Data excerpts:
◆ ◆ ◆ ◆ ◆ ◆ ◆
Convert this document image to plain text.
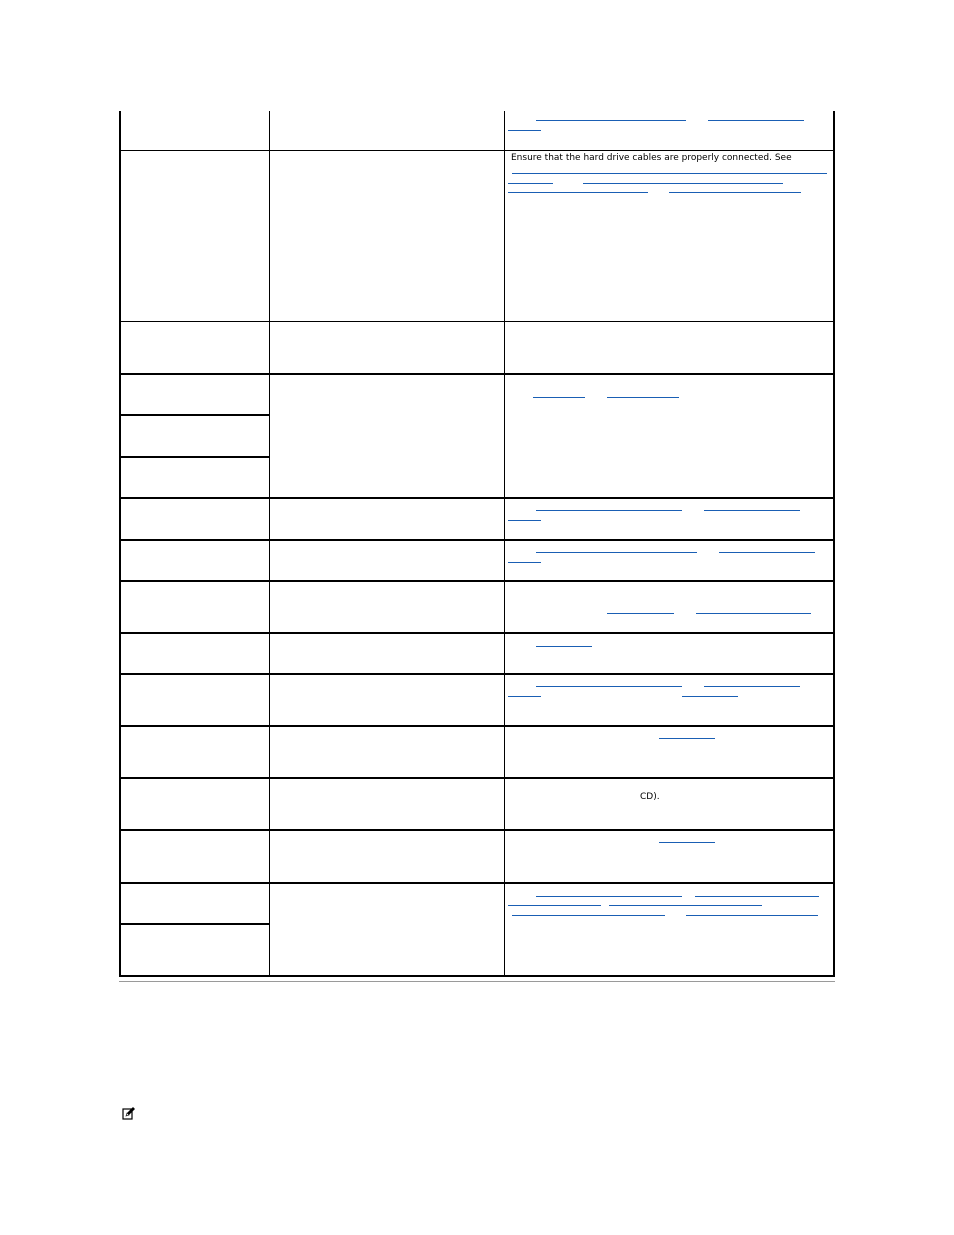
Ensure that the hard drive cables are properly connected. See
CD).
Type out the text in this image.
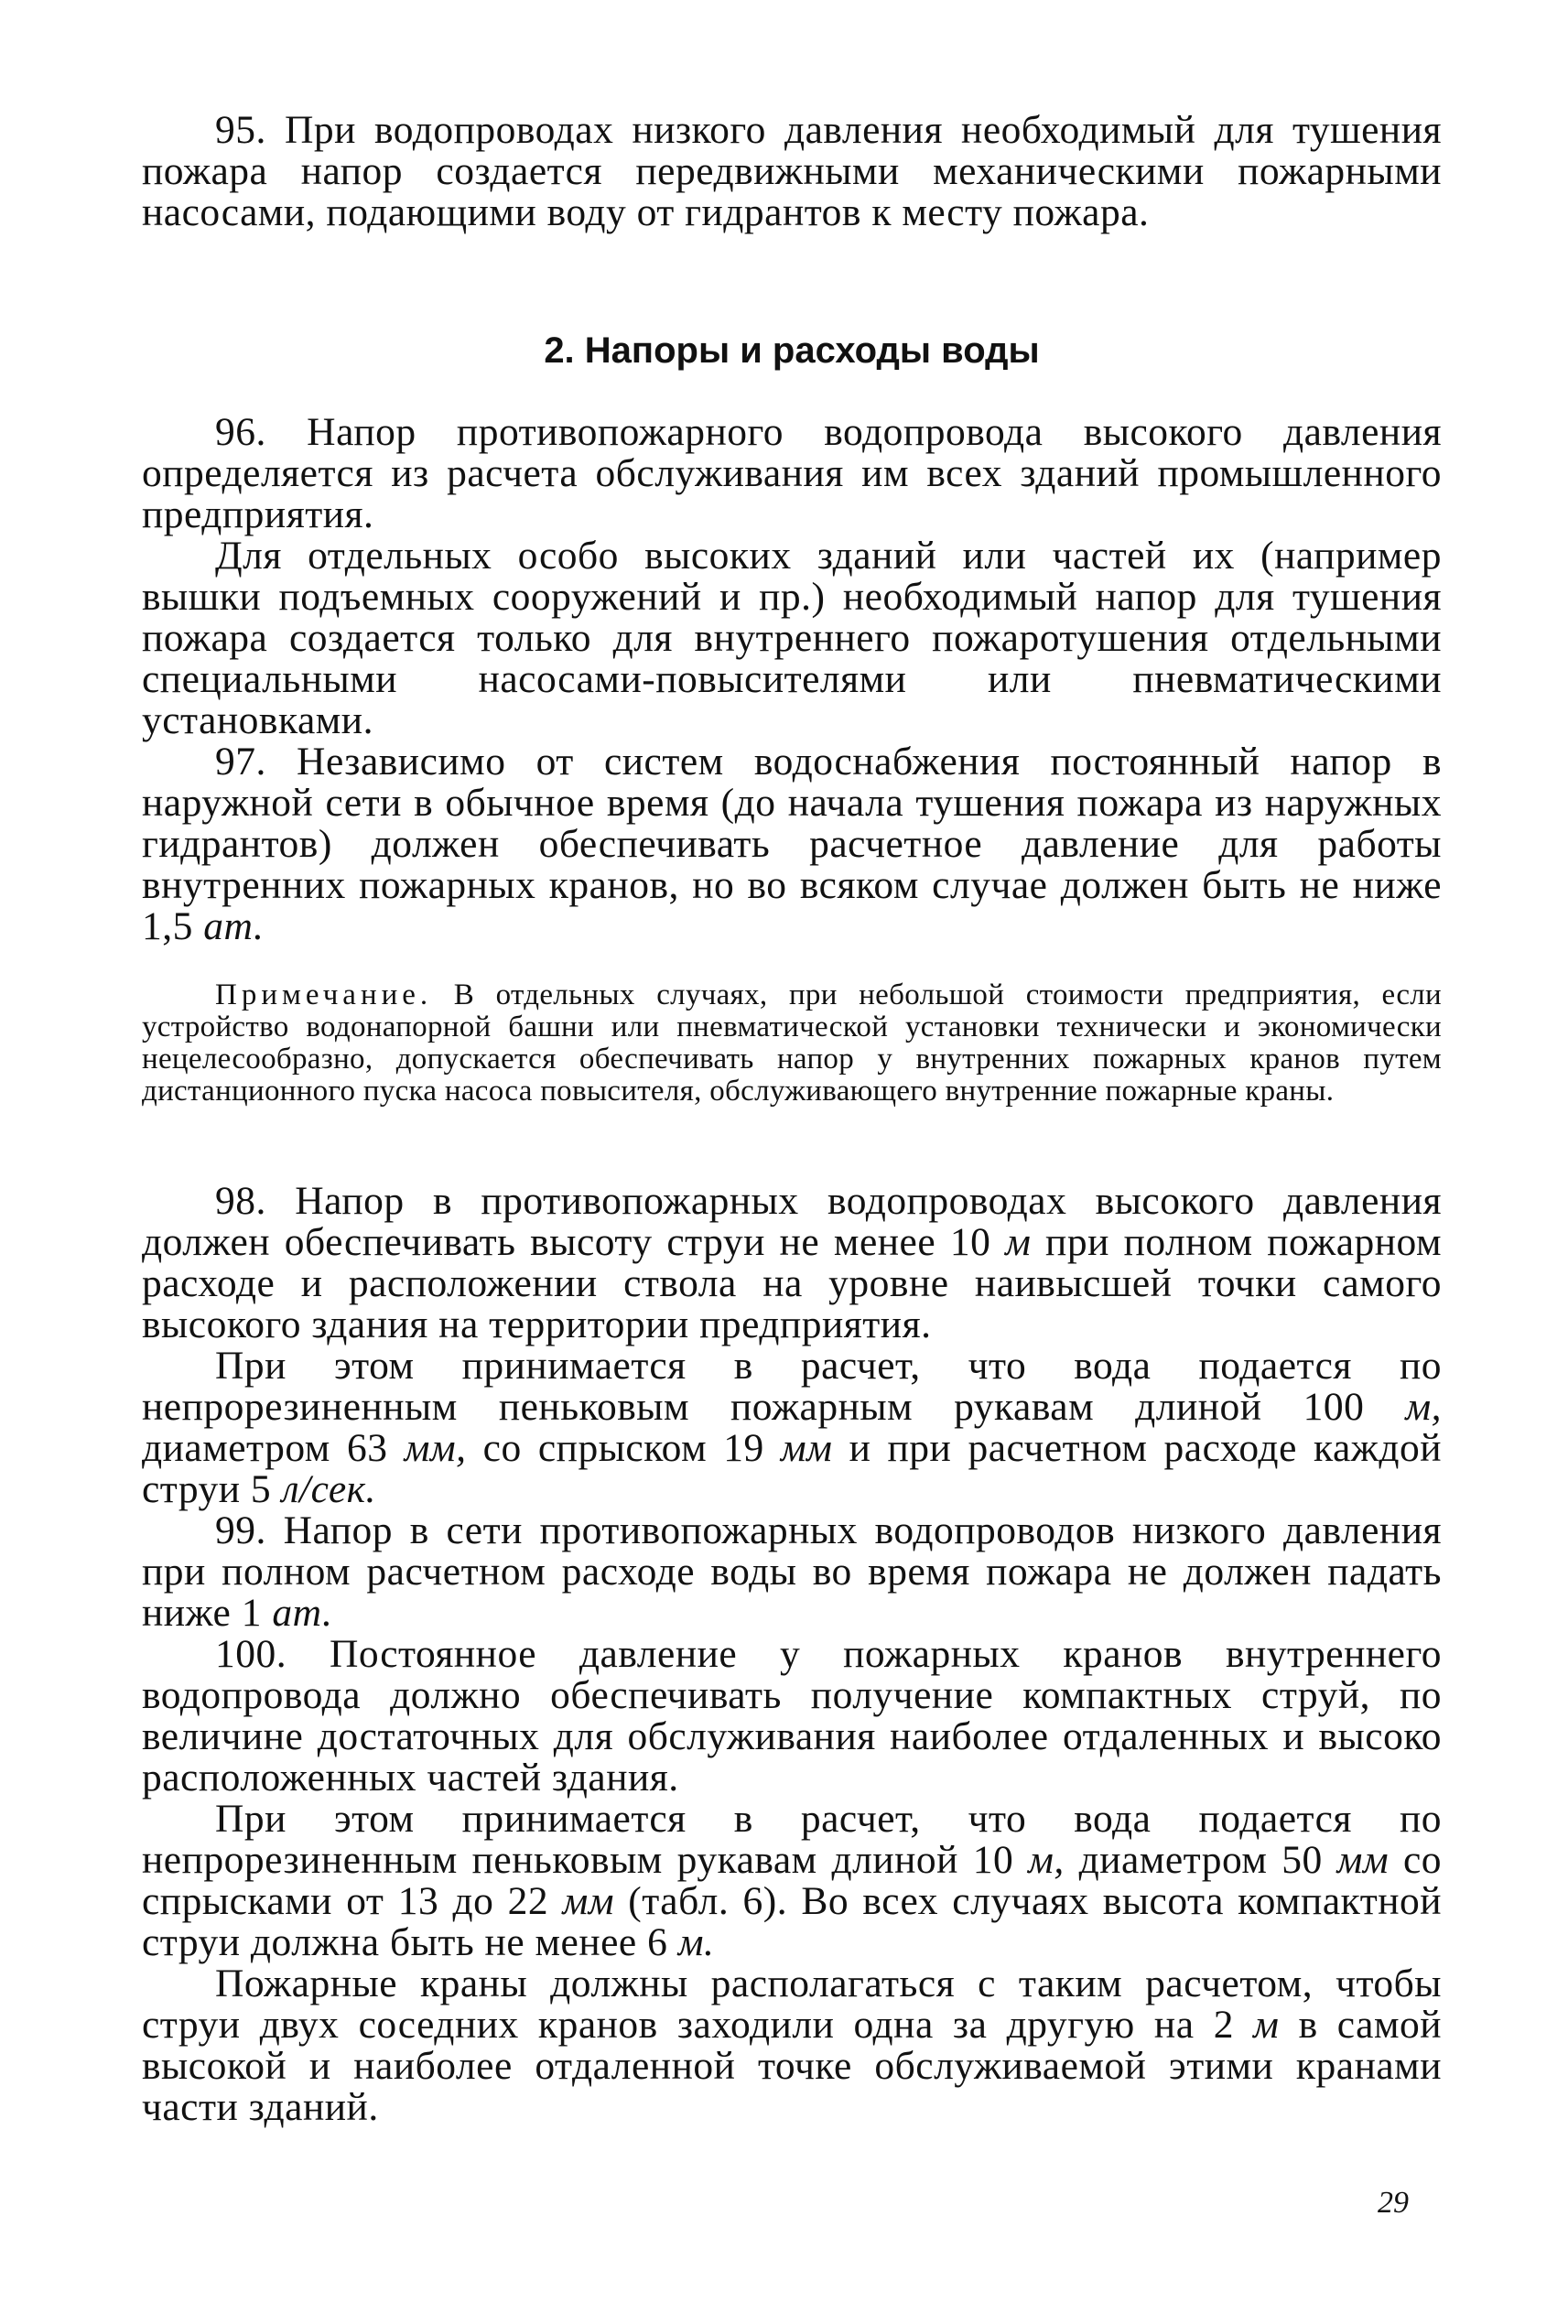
95. При водопроводах низкого давления необходимый для тушения пожара напор создается передвижными механическими пожарными насосами, подающими воду от гидрантов к месту пожара.

2. Напоры и расходы воды

96. Напор противопожарного водопровода высокого давления определяется из расчета обслуживания им всех зданий промышленного предприятия.

Для отдельных особо высоких зданий или частей их (например вышки подъемных сооружений и пр.) необходимый напор для тушения пожара создается только для внутреннего пожаротушения отдельными специальными насосами-повысителями или пневматическими установками.

97. Независимо от систем водоснабжения постоянный напор в наружной сети в обычное время (до начала тушения пожара из наружных гидрантов) должен обеспечивать расчетное давление для работы внутренних пожарных кранов, но во всяком случае должен быть не ниже 1,5 ат.

Примечание. В отдельных случаях, при небольшой стоимости предприятия, если устройство водонапорной башни или пневматической установки технически и экономически нецелесообразно, допускается обеспечивать напор у внутренних пожарных кранов путем дистанционного пуска насоса повысителя, обслуживающего внутренние пожарные краны.

98. Напор в противопожарных водопроводах высокого давления должен обеспечивать высоту струи не менее 10 м при полном пожарном расходе и расположении ствола на уровне наивысшей точки самого высокого здания на территории предприятия.

При этом принимается в расчет, что вода подается по непрорезиненным пеньковым пожарным рукавам длиной 100 м, диаметром 63 мм, со спрыском 19 мм и при расчетном расходе каждой струи 5 л/сек.

99. Напор в сети противопожарных водопроводов низкого давления при полном расчетном расходе воды во время пожара не должен падать ниже 1 ат.

100. Постоянное давление у пожарных кранов внутреннего водопровода должно обеспечивать получение компактных струй, по величине достаточных для обслуживания наиболее отдаленных и высоко расположенных частей здания.

При этом принимается в расчет, что вода подается по непрорезиненным пеньковым рукавам длиной 10 м, диаметром 50 мм со спрысками от 13 до 22 мм (табл. 6). Во всех случаях высота компактной струи должна быть не менее 6 м.

Пожарные краны должны располагаться с таким расчетом, чтобы струи двух соседних кранов заходили одна за другую на 2 м в самой высокой и наиболее отдаленной точке обслуживаемой этими кранами части зданий.

29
◆ ◆ ◆ ◆ ◆ ◆ ◆
WHAT IS NEEDED:
Please transcribe the material above exactly as written. Leave the pictures out.

TASK OUTPUT:
Convert this document image to plain text.
Ensure that the hard drive cables are properly connected. See
CD).
Type out the text in this image.
95. При водопроводах низкого давления необходимый для тушения пожара напор создается передвижными механическими пожарными насосами, подающими воду от гидрантов к месту пожара.

2. Напоры и расходы воды

96. Напор противопожарного водопровода высокого давления определяется из расчета обслуживания им всех зданий промышленного предприятия.

Для отдельных особо высоких зданий или частей их (например вышки подъемных сооружений и пр.) необходимый напор для тушения пожара создается только для внутреннего пожаротушения отдельными специальными насосами-повысителями или пневматическими установками.

97. Независимо от систем водоснабжения постоянный напор в наружной сети в обычное время (до начала тушения пожара из наружных гидрантов) должен обеспечивать расчетное давление для работы внутренних пожарных кранов, но во всяком случае должен быть не ниже 1,5 ат.

Примечание. В отдельных случаях, при небольшой стоимости предприятия, если устройство водонапорной башни или пневматической установки технически и экономически нецелесообразно, допускается обеспечивать напор у внутренних пожарных кранов путем дистанционного пуска насоса повысителя, обслуживающего внутренние пожарные краны.

98. Напор в противопожарных водопроводах высокого давления должен обеспечивать высоту струи не менее 10 м при полном пожарном расходе и расположении ствола на уровне наивысшей точки самого высокого здания на территории предприятия.

При этом принимается в расчет, что вода подается по непрорезиненным пеньковым пожарным рукавам длиной 100 м, диаметром 63 мм, со спрыском 19 мм и при расчетном расходе каждой струи 5 л/сек.

99. Напор в сети противопожарных водопроводов низкого давления при полном расчетном расходе воды во время пожара не должен падать ниже 1 ат.

100. Постоянное давление у пожарных кранов внутреннего водопровода должно обеспечивать получение компактных струй, по величине достаточных для обслуживания наиболее отдаленных и высоко расположенных частей здания.

При этом принимается в расчет, что вода подается по непрорезиненным пеньковым рукавам длиной 10 м, диаметром 50 мм со спрысками от 13 до 22 мм (табл. 6). Во всех случаях высота компактной струи должна быть не менее 6 м.

Пожарные краны должны располагаться с таким расчетом, чтобы струи двух соседних кранов заходили одна за другую на 2 м в самой высокой и наиболее отдаленной точке обслуживаемой этими кранами части зданий.

29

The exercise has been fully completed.